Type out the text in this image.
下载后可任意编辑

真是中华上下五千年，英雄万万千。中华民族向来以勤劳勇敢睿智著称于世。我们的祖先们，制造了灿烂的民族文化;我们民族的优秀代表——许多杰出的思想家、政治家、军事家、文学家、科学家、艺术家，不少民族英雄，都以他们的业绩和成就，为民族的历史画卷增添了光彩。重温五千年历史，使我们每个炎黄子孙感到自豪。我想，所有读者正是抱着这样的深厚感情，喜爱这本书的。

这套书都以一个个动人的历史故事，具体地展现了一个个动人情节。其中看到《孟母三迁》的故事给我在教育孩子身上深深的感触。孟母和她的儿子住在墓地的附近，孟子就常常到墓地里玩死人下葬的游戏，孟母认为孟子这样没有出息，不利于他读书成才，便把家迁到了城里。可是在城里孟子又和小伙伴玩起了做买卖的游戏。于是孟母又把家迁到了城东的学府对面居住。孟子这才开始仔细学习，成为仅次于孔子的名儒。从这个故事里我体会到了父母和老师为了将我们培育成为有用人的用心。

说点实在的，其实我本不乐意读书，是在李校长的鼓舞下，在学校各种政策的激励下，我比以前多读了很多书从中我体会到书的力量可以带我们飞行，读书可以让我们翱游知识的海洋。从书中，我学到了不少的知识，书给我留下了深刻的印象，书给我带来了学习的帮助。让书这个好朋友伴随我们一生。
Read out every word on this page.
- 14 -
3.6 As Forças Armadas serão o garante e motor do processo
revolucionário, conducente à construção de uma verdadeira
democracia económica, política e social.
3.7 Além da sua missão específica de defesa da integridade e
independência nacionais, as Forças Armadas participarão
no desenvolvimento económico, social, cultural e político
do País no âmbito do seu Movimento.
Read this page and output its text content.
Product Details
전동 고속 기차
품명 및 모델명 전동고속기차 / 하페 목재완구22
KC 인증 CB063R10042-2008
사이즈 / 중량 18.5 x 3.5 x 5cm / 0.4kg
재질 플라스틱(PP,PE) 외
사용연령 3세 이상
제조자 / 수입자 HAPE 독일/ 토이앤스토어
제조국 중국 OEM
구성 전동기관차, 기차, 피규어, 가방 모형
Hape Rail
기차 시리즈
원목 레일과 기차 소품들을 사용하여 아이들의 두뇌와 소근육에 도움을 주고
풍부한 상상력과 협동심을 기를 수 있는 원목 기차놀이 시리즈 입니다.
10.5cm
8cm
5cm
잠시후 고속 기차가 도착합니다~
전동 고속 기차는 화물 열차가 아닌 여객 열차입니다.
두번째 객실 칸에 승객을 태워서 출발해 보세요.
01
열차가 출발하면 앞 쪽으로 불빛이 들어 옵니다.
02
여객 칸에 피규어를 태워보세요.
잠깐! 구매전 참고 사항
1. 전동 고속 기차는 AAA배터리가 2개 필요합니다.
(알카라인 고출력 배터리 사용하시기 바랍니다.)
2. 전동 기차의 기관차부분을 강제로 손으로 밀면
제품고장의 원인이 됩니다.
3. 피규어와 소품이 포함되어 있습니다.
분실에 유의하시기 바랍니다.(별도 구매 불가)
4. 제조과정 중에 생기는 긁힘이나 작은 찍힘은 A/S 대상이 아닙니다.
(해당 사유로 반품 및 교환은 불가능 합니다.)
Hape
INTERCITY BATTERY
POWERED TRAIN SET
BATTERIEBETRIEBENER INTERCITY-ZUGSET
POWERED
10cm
◇ ◇ ◇ ◇ ◇ ◇ ◇
- **EXERCISE GOAL**
Every line of the listing that holds "text" is to be counted; give only the resulting number.

- **FULL OUTPUT**
2